Task description: The entries below should be output exactly as written.

[Rows from a dataset]
--------------------------------
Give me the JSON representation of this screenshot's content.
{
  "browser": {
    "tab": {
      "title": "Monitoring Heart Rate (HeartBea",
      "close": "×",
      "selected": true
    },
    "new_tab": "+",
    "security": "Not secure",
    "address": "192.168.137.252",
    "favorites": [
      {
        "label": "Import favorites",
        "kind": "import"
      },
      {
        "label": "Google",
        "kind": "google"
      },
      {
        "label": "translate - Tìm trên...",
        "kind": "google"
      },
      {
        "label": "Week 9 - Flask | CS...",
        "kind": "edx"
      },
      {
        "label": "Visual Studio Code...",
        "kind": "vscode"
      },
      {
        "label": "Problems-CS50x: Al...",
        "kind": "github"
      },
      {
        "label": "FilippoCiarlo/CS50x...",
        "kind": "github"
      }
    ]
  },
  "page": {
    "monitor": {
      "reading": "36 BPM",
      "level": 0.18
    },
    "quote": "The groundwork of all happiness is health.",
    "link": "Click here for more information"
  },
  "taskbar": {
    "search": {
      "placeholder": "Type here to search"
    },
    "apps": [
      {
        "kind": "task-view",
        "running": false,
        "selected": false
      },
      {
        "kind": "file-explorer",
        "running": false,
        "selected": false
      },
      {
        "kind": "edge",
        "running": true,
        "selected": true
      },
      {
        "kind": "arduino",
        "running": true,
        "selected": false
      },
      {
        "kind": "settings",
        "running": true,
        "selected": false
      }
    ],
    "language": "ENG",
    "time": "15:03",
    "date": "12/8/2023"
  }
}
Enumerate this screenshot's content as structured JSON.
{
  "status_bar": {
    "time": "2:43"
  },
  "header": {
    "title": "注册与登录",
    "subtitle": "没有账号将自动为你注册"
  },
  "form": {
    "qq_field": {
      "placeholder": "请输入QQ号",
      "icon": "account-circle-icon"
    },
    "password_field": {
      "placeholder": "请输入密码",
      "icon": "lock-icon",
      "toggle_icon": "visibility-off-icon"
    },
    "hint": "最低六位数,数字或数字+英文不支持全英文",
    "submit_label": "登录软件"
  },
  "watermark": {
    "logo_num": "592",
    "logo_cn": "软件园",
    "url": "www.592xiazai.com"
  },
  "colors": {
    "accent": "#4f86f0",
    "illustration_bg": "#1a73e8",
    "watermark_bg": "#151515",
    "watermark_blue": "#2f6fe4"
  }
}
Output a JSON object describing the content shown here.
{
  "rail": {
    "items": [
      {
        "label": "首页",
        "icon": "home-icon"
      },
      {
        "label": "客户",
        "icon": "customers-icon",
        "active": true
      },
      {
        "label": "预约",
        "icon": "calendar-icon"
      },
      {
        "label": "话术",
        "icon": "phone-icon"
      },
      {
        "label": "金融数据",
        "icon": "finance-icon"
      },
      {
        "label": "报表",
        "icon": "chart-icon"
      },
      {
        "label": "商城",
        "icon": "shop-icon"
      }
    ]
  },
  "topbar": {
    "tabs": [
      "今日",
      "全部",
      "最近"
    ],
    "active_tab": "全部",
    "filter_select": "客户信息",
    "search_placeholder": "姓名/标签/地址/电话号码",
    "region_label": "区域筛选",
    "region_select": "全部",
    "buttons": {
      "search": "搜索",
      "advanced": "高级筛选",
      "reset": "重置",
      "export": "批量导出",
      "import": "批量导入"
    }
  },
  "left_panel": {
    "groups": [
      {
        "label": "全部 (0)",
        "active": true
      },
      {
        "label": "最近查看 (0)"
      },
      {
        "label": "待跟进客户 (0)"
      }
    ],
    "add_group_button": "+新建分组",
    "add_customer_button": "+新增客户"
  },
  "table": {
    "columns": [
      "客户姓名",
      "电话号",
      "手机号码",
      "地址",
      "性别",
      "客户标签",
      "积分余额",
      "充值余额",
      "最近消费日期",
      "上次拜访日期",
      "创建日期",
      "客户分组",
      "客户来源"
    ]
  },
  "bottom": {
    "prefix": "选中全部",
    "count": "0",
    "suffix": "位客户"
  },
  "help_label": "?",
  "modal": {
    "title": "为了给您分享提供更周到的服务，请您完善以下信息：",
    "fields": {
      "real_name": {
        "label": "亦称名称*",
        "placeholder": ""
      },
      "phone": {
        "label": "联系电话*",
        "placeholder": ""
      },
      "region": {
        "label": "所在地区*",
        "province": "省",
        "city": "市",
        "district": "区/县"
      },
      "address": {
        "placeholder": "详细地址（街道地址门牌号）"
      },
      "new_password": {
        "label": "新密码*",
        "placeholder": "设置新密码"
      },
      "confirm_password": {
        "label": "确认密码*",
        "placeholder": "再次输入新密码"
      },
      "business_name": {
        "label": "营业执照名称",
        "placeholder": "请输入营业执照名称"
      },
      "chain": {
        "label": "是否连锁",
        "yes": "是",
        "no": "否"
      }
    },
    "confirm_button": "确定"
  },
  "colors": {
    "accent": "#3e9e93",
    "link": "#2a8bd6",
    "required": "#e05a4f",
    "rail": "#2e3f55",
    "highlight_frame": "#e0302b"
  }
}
--------------------------------
Exercise answer:
Give me the JSON representation of this screenshot's content.
{
  "browser": {
    "tab": {
      "title": "Monitoring Heart Rate (HeartBea",
      "close": "×",
      "selected": true
    },
    "new_tab": "+",
    "security": "Not secure",
    "address": "192.168.137.252",
    "favorites": [
      {
        "label": "Import favorites",
        "kind": "import"
      },
      {
        "label": "Google",
        "kind": "google"
      },
      {
        "label": "translate - Tìm trên...",
        "kind": "google"
      },
      {
        "label": "Week 9 - Flask | CS...",
        "kind": "edx"
      },
      {
        "label": "Visual Studio Code...",
        "kind": "vscode"
      },
      {
        "label": "Problems-CS50x: Al...",
        "kind": "github"
      },
      {
        "label": "FilippoCiarlo/CS50x...",
        "kind": "github"
      }
    ]
  },
  "page": {
    "monitor": {
      "reading": "36 BPM",
      "level": 0.18
    },
    "quote": "The groundwork of all happiness is health.",
    "link": "Click here for more information"
  },
  "taskbar": {
    "search": {
      "placeholder": "Type here to search"
    },
    "apps": [
      {
        "kind": "task-view",
        "running": false,
        "selected": false
      },
      {
        "kind": "file-explorer",
        "running": false,
        "selected": false
      },
      {
        "kind": "edge",
        "running": true,
        "selected": true
      },
      {
        "kind": "arduino",
        "running": true,
        "selected": false
      },
      {
        "kind": "settings",
        "running": true,
        "selected": false
      }
    ],
    "language": "ENG",
    "time": "15:03",
    "date": "12/8/2023"
  }
}
Enumerate this screenshot's content as structured JSON.
{
  "status_bar": {
    "time": "2:43"
  },
  "header": {
    "title": "注册与登录",
    "subtitle": "没有账号将自动为你注册"
  },
  "form": {
    "qq_field": {
      "placeholder": "请输入QQ号",
      "icon": "account-circle-icon"
    },
    "password_field": {
      "placeholder": "请输入密码",
      "icon": "lock-icon",
      "toggle_icon": "visibility-off-icon"
    },
    "hint": "最低六位数,数字或数字+英文不支持全英文",
    "submit_label": "登录软件"
  },
  "watermark": {
    "logo_num": "592",
    "logo_cn": "软件园",
    "url": "www.592xiazai.com"
  },
  "colors": {
    "accent": "#4f86f0",
    "illustration_bg": "#1a73e8",
    "watermark_bg": "#151515",
    "watermark_blue": "#2f6fe4"
  }
}
Output a JSON object describing the content shown here.
{
  "rail": {
    "items": [
      {
        "label": "首页",
        "icon": "home-icon"
      },
      {
        "label": "客户",
        "icon": "customers-icon",
        "active": true
      },
      {
        "label": "预约",
        "icon": "calendar-icon"
      },
      {
        "label": "话术",
        "icon": "phone-icon"
      },
      {
        "label": "金融数据",
        "icon": "finance-icon"
      },
      {
        "label": "报表",
        "icon": "chart-icon"
      },
      {
        "label": "商城",
        "icon": "shop-icon"
      }
    ]
  },
  "topbar": {
    "tabs": [
      "今日",
      "全部",
      "最近"
    ],
    "active_tab": "全部",
    "filter_select": "客户信息",
    "search_placeholder": "姓名/标签/地址/电话号码",
    "region_label": "区域筛选",
    "region_select": "全部",
    "buttons": {
      "search": "搜索",
      "advanced": "高级筛选",
      "reset": "重置",
      "export": "批量导出",
      "import": "批量导入"
    }
  },
  "left_panel": {
    "groups": [
      {
        "label": "全部 (0)",
        "active": true
      },
      {
        "label": "最近查看 (0)"
      },
      {
        "label": "待跟进客户 (0)"
      }
    ],
    "add_group_button": "+新建分组",
    "add_customer_button": "+新增客户"
  },
  "table": {
    "columns": [
      "客户姓名",
      "电话号",
      "手机号码",
      "地址",
      "性别",
      "客户标签",
      "积分余额",
      "充值余额",
      "最近消费日期",
      "上次拜访日期",
      "创建日期",
      "客户分组",
      "客户来源"
    ]
  },
  "bottom": {
    "prefix": "选中全部",
    "count": "0",
    "suffix": "位客户"
  },
  "help_label": "?",
  "modal": {
    "title": "为了给您分享提供更周到的服务，请您完善以下信息：",
    "fields": {
      "real_name": {
        "label": "亦称名称*",
        "placeholder": ""
      },
      "phone": {
        "label": "联系电话*",
        "placeholder": ""
      },
      "region": {
        "label": "所在地区*",
        "province": "省",
        "city": "市",
        "district": "区/县"
      },
      "address": {
        "placeholder": "详细地址（街道地址门牌号）"
      },
      "new_password": {
        "label": "新密码*",
        "placeholder": "设置新密码"
      },
      "confirm_password": {
        "label": "确认密码*",
        "placeholder": "再次输入新密码"
      },
      "business_name": {
        "label": "营业执照名称",
        "placeholder": "请输入营业执照名称"
      },
      "chain": {
        "label": "是否连锁",
        "yes": "是",
        "no": "否"
      }
    },
    "confirm_button": "确定"
  },
  "colors": {
    "accent": "#3e9e93",
    "link": "#2a8bd6",
    "required": "#e05a4f",
    "rail": "#2e3f55",
    "highlight_frame": "#e0302b"
  }
}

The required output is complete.